Copy out the whole listing exactly as written, leaving the pictures behind.
— start Supplied data —
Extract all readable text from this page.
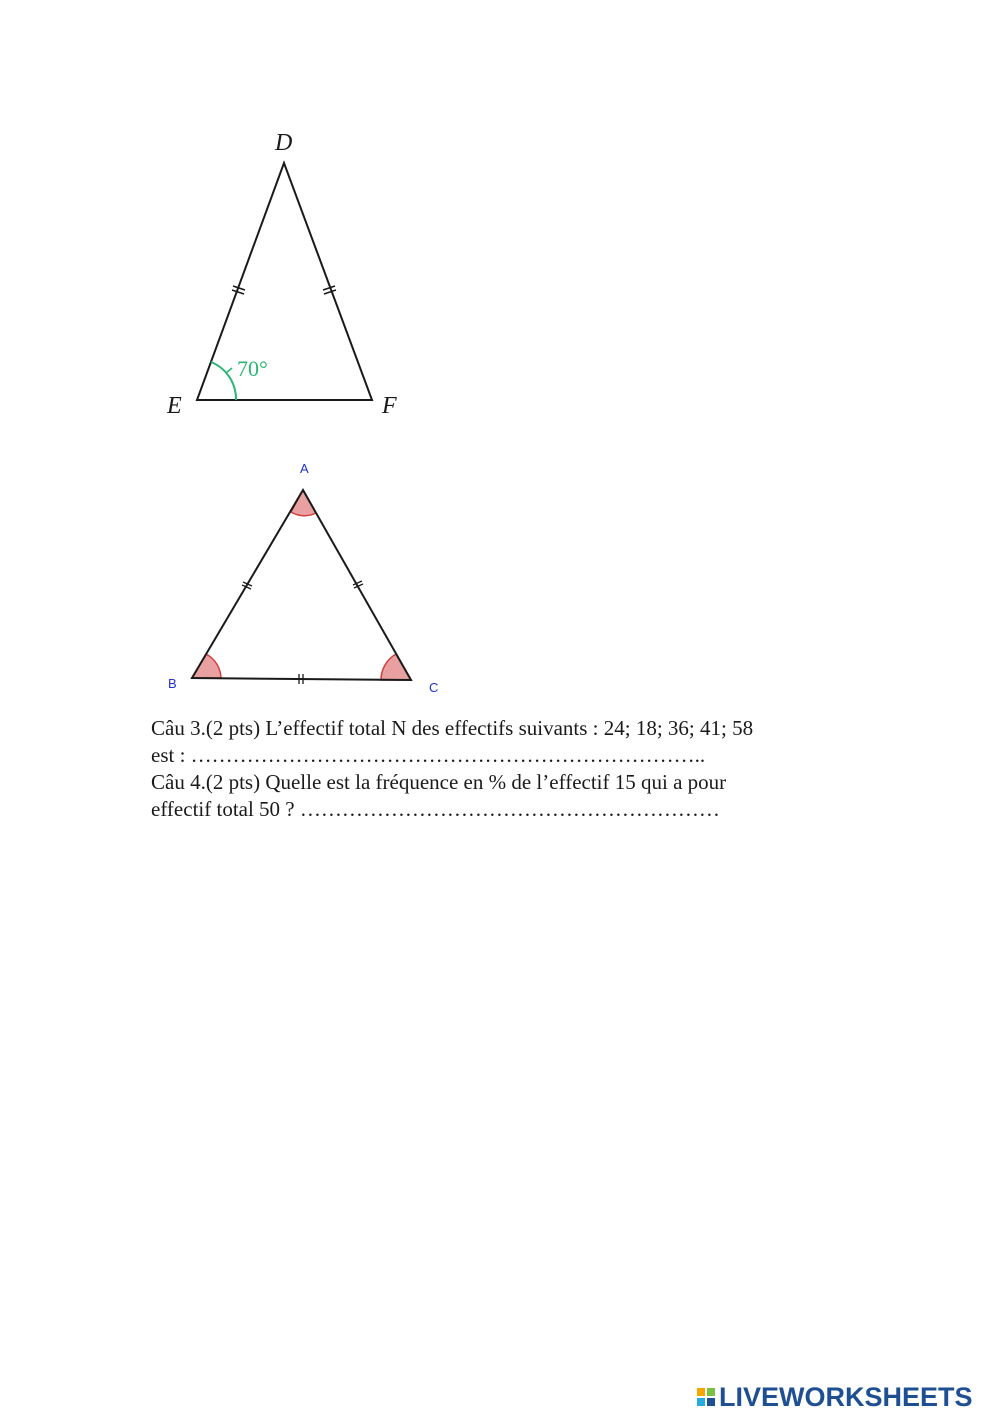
70°
D
E	F
A
B	C
Câu 3.(2 pts) L’effectif total N des effectifs suivants : 24; 18; 36; 41; 58
est : ………………………………………………………………..
Câu 4.(2 pts) Quelle est la fréquence en % de l’effectif 15 qui a pour
effectif total 50 ? ……………………………………………………
LIVEWORKSHEETS
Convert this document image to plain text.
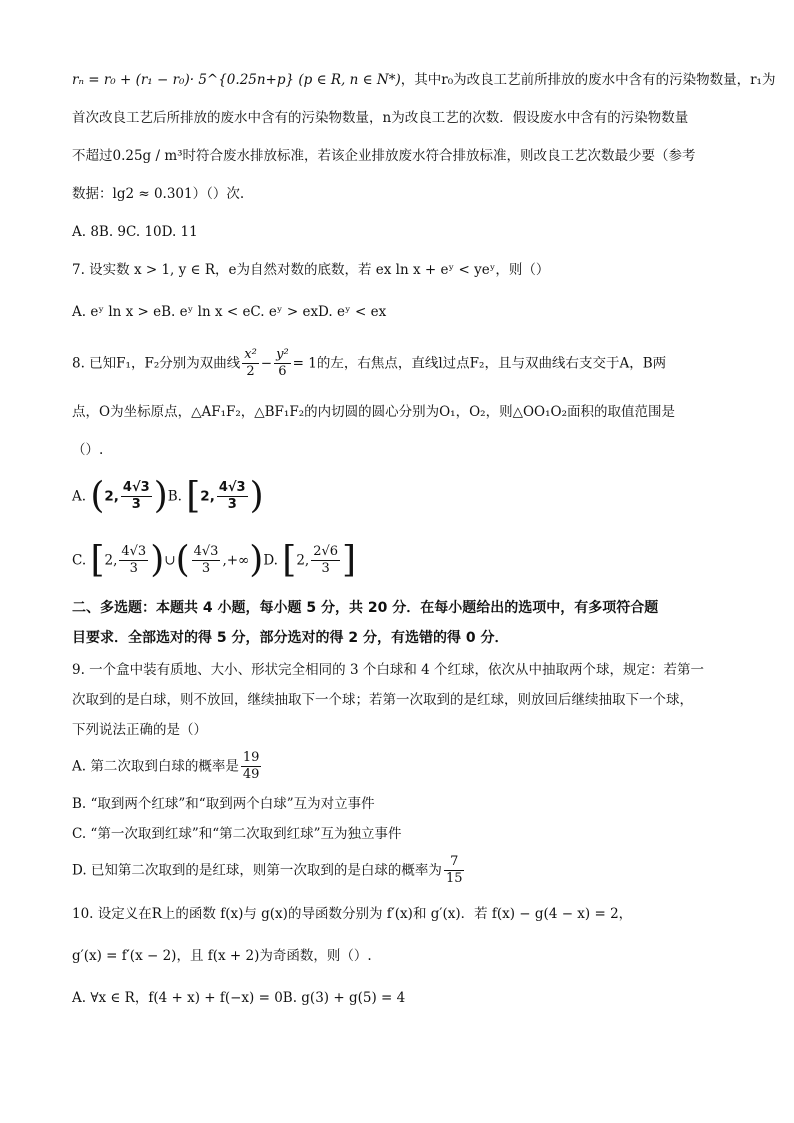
rₙ = r₀ + (r₁ − r₀)· 5^{0.25n+p} (p ∈ R, n ∈ N*)，其中r₀为改良工艺前所排放的废水中含有的污染物数量，r₁为
首次改良工艺后所排放的废水中含有的污染物数量，n为改良工艺的次数．假设废水中含有的污染物数量
不超过0.25g / m³时符合废水排放标准，若该企业排放废水符合排放标准，则改良工艺次数最少要（参考
数据：lg2 ≈ 0.301）（）次.
A. 8B. 9C. 10D. 11
7. 设实数 x > 1, y ∈ R，e为自然对数的底数，若 ex ln x + eʸ < yeʸ，则（）
A. eʸ ln x > eB. eʸ ln x < eC. eʸ > exD. eʸ < ex
8. 已知F₁，F₂分别为双曲线 $\frac{\text{x²}}{2} - \frac{\text{y²}}{6} = 1$的左，右焦点，直线l过点F₂，且与双曲线右支交于A，B两
点，O为坐标原点，△AF₁F₂，△BF₁F₂的内切圆的圆心分别为O₁，O₂，则△OO₁O₂面积的取值范围是
（）.
A. (2, $\frac{4√3}{3} )B$. [2, $\frac{4√3}{3}$ )
C. [2, $\frac{4√3}{3}$ )∪( $\frac{4√3}{3} ,+\infty)D$. [2, $\frac{2√6}{3}$ ]
二、多选题：本题共 4 小题，每小题 5 分，共 20 分．在每小题给出的选项中，有多项符合题
目要求．全部选对的得 5 分，部分选对的得 2 分，有选错的得 0 分．
9. 一个盒中装有质地、大小、形状完全相同的 3 个白球和 4 个红球，依次从中抽取两个球，规定：若第一
次取到的是白球，则不放回，继续抽取下一个球；若第一次取到的是红球，则放回后继续抽取下一个球，
下列说法正确的是（）
A. 第二次取到白球的概率是 $\frac{19}{49}$
B. “取到两个红球”和“取到两个白球”互为对立事件
C. “第一次取到红球”和“第二次取到红球”互为独立事件
D. 已知第二次取到的是红球，则第一次取到的是白球的概率为 $\frac{7}{15}$
10. 设定义在R上的函数 f(x)与 g(x)的导函数分别为 f′(x)和 g′(x)．若 f(x) − g(4 − x) = 2，
g′(x) = f′(x − 2)，且 f(x + 2)为奇函数，则（）.
A. ∀x ∈ R，f(4 + x) + f(−x) = 0B. g(3) + g(5) = 4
— end Supplied data —
> **Result of the task**
Extract all readable text from this page.
70°
D
E	F
A
B	C
Câu 3.(2 pts) L’effectif total N des effectifs suivants : 24; 18; 36; 41; 58
est : ………………………………………………………………..
Câu 4.(2 pts) Quelle est la fréquence en % de l’effectif 15 qui a pour
effectif total 50 ? ……………………………………………………
LIVEWORKSHEETS
Convert this document image to plain text.
rₙ = r₀ + (r₁ − r₀)· 5^{0.25n+p} (p ∈ R, n ∈ N*)，其中r₀为改良工艺前所排放的废水中含有的污染物数量，r₁为
首次改良工艺后所排放的废水中含有的污染物数量，n为改良工艺的次数．假设废水中含有的污染物数量
不超过0.25g / m³时符合废水排放标准，若该企业排放废水符合排放标准，则改良工艺次数最少要（参考
数据：lg2 ≈ 0.301）（）次.
A. 8B. 9C. 10D. 11
7. 设实数 x > 1, y ∈ R，e为自然对数的底数，若 ex ln x + eʸ < yeʸ，则（）
A. eʸ ln x > eB. eʸ ln x < eC. eʸ > exD. eʸ < ex
8. 已知F₁，F₂分别为双曲线 $\frac{\text{x²}}{2} - \frac{\text{y²}}{6} = 1$的左，右焦点，直线l过点F₂，且与双曲线右支交于A，B两
点，O为坐标原点，△AF₁F₂，△BF₁F₂的内切圆的圆心分别为O₁，O₂，则△OO₁O₂面积的取值范围是
（）.
A. (2, $\frac{4√3}{3} )B$. [2, $\frac{4√3}{3}$ )
C. [2, $\frac{4√3}{3}$ )∪( $\frac{4√3}{3} ,+\infty)D$. [2, $\frac{2√6}{3}$ ]
二、多选题：本题共 4 小题，每小题 5 分，共 20 分．在每小题给出的选项中，有多项符合题
目要求．全部选对的得 5 分，部分选对的得 2 分，有选错的得 0 分．
9. 一个盒中装有质地、大小、形状完全相同的 3 个白球和 4 个红球，依次从中抽取两个球，规定：若第一
次取到的是白球，则不放回，继续抽取下一个球；若第一次取到的是红球，则放回后继续抽取下一个球，
下列说法正确的是（）
A. 第二次取到白球的概率是 $\frac{19}{49}$
B. “取到两个红球”和“取到两个白球”互为对立事件
C. “第一次取到红球”和“第二次取到红球”互为独立事件
D. 已知第二次取到的是红球，则第一次取到的是白球的概率为 $\frac{7}{15}$
10. 设定义在R上的函数 f(x)与 g(x)的导函数分别为 f′(x)和 g′(x)．若 f(x) − g(4 − x) = 2，
g′(x) = f′(x − 2)，且 f(x + 2)为奇函数，则（）.
A. ∀x ∈ R，f(4 + x) + f(−x) = 0B. g(3) + g(5) = 4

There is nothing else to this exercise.